*** LISTED ENTRIES ***

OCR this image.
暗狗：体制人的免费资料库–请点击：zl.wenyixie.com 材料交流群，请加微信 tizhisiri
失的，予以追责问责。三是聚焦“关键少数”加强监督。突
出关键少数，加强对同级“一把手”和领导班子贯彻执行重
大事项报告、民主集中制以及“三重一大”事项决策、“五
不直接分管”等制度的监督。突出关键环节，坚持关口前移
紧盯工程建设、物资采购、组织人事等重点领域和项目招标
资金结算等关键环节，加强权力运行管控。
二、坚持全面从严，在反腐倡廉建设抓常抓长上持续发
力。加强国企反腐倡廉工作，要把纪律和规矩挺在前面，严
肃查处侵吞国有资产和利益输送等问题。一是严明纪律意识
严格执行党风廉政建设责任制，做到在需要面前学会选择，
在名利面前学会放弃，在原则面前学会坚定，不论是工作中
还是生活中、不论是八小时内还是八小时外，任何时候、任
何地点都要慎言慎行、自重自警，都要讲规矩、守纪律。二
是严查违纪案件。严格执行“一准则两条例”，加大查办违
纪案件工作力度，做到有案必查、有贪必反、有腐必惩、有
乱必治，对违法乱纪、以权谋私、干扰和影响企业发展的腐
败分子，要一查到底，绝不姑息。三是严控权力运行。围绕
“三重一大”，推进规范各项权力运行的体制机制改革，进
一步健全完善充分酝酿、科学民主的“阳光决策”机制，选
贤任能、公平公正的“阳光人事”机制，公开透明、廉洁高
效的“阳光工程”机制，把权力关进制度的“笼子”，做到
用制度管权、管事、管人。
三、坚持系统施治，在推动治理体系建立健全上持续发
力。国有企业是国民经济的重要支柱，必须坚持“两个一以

***

**DO THIS**. Repeat every record, exactly as written.

**SOLUTION TO THE EXERCISE**.
OCR this image.
暗狗：体制人的免费资料库–请点击：zl.wenyixie.com 材料交流群，请加微信 tizhisiri
失的，予以追责问责。三是聚焦“关键少数”加强监督。突
出关键少数，加强对同级“一把手”和领导班子贯彻执行重
大事项报告、民主集中制以及“三重一大”事项决策、“五
不直接分管”等制度的监督。突出关键环节，坚持关口前移
紧盯工程建设、物资采购、组织人事等重点领域和项目招标
资金结算等关键环节，加强权力运行管控。
二、坚持全面从严，在反腐倡廉建设抓常抓长上持续发
力。加强国企反腐倡廉工作，要把纪律和规矩挺在前面，严
肃查处侵吞国有资产和利益输送等问题。一是严明纪律意识
严格执行党风廉政建设责任制，做到在需要面前学会选择，
在名利面前学会放弃，在原则面前学会坚定，不论是工作中
还是生活中、不论是八小时内还是八小时外，任何时候、任
何地点都要慎言慎行、自重自警，都要讲规矩、守纪律。二
是严查违纪案件。严格执行“一准则两条例”，加大查办违
纪案件工作力度，做到有案必查、有贪必反、有腐必惩、有
乱必治，对违法乱纪、以权谋私、干扰和影响企业发展的腐
败分子，要一查到底，绝不姑息。三是严控权力运行。围绕
“三重一大”，推进规范各项权力运行的体制机制改革，进
一步健全完善充分酝酿、科学民主的“阳光决策”机制，选
贤任能、公平公正的“阳光人事”机制，公开透明、廉洁高
效的“阳光工程”机制，把权力关进制度的“笼子”，做到
用制度管权、管事、管人。
三、坚持系统施治，在推动治理体系建立健全上持续发
力。国有企业是国民经济的重要支柱，必须坚持“两个一以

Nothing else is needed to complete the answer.